## Source data
====================

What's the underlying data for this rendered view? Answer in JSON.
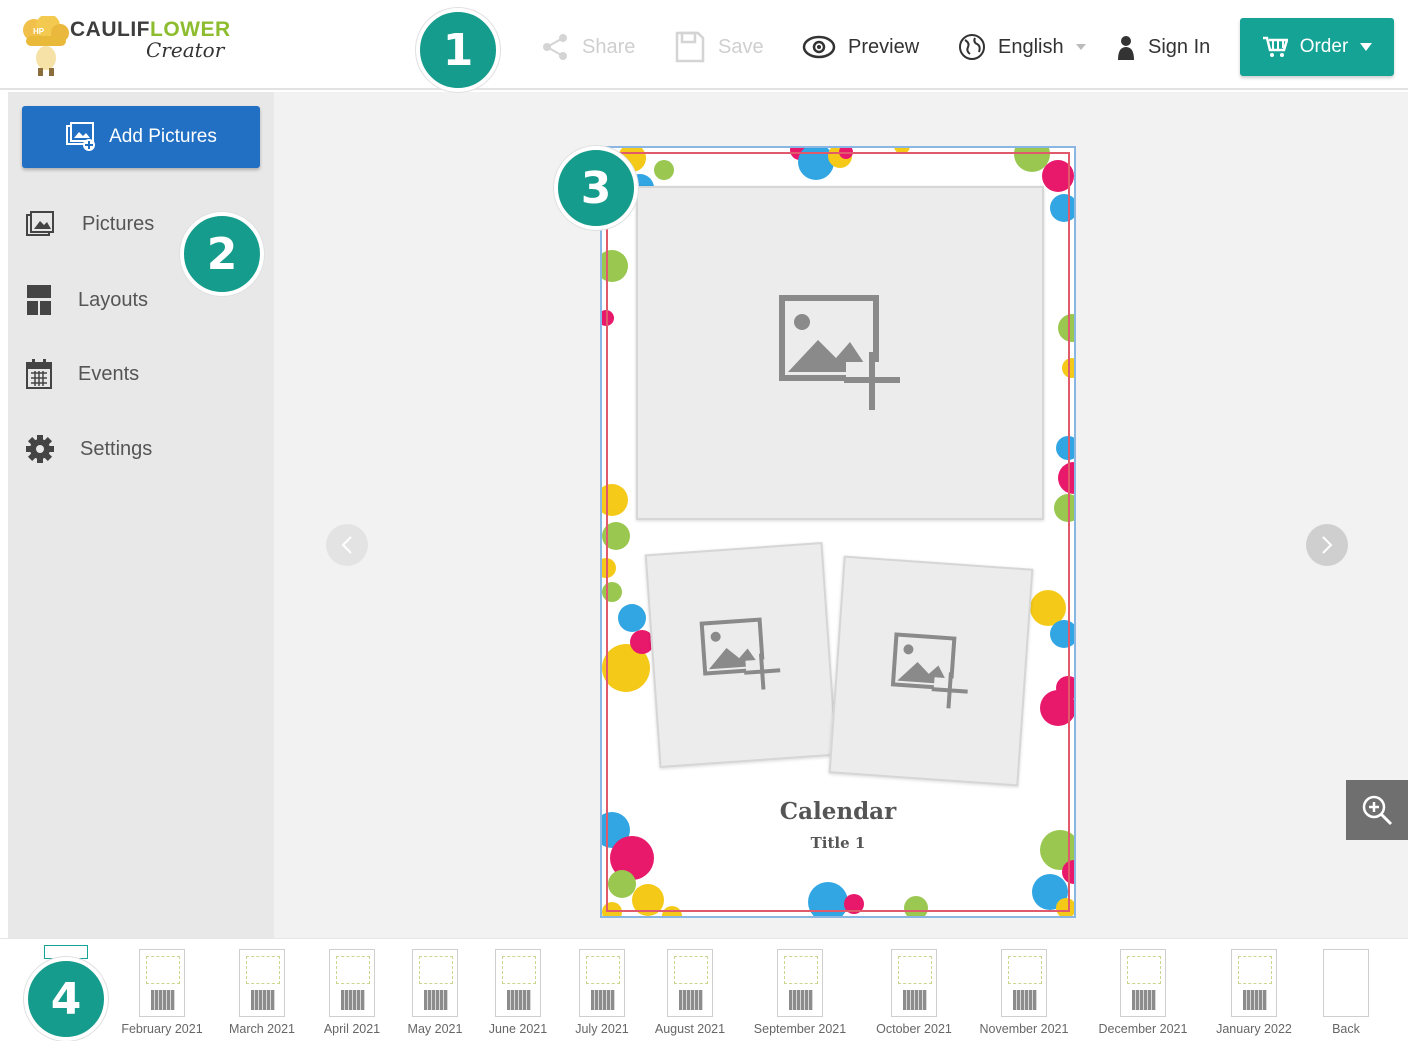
{
  "header": {
    "logo": {
      "brand_a": "CAULIF",
      "brand_b": "LOWER",
      "sub": "Creator"
    },
    "share_label": "Share",
    "save_label": "Save",
    "preview_label": "Preview",
    "language_label": "English",
    "signin_label": "Sign In",
    "order_label": "Order"
  },
  "sidebar": {
    "add_pictures_label": "Add Pictures",
    "items": [
      {
        "label": "Pictures",
        "icon": "pictures-icon"
      },
      {
        "label": "Layouts",
        "icon": "layouts-icon"
      },
      {
        "label": "Events",
        "icon": "calendar-icon"
      },
      {
        "label": "Settings",
        "icon": "gear-icon"
      }
    ]
  },
  "canvas": {
    "title": "Calendar",
    "subtitle": "Title 1"
  },
  "callouts": [
    "1",
    "2",
    "3",
    "4"
  ],
  "filmstrip": {
    "pages": [
      "February 2021",
      "March 2021",
      "April 2021",
      "May 2021",
      "June 2021",
      "July 2021",
      "August 2021",
      "September 2021",
      "October 2021",
      "November 2021",
      "December 2021",
      "January 2022",
      "Back"
    ]
  },
  "colors": {
    "accent": "#14a395",
    "primary": "#2270c4",
    "callout": "#159c8c"
  }
}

====================

## Task objective
Give every record again exactly, apart from the pictures, which stay out.

## Result of the exercise
What's the underlying data for this rendered view? Answer in JSON.
{
  "header": {
    "logo": {
      "brand_a": "CAULIF",
      "brand_b": "LOWER",
      "sub": "Creator"
    },
    "share_label": "Share",
    "save_label": "Save",
    "preview_label": "Preview",
    "language_label": "English",
    "signin_label": "Sign In",
    "order_label": "Order"
  },
  "sidebar": {
    "add_pictures_label": "Add Pictures",
    "items": [
      {
        "label": "Pictures",
        "icon": "pictures-icon"
      },
      {
        "label": "Layouts",
        "icon": "layouts-icon"
      },
      {
        "label": "Events",
        "icon": "calendar-icon"
      },
      {
        "label": "Settings",
        "icon": "gear-icon"
      }
    ]
  },
  "canvas": {
    "title": "Calendar",
    "subtitle": "Title 1"
  },
  "callouts": [
    "1",
    "2",
    "3",
    "4"
  ],
  "filmstrip": {
    "pages": [
      "February 2021",
      "March 2021",
      "April 2021",
      "May 2021",
      "June 2021",
      "July 2021",
      "August 2021",
      "September 2021",
      "October 2021",
      "November 2021",
      "December 2021",
      "January 2022",
      "Back"
    ]
  },
  "colors": {
    "accent": "#14a395",
    "primary": "#2270c4",
    "callout": "#159c8c"
  }
}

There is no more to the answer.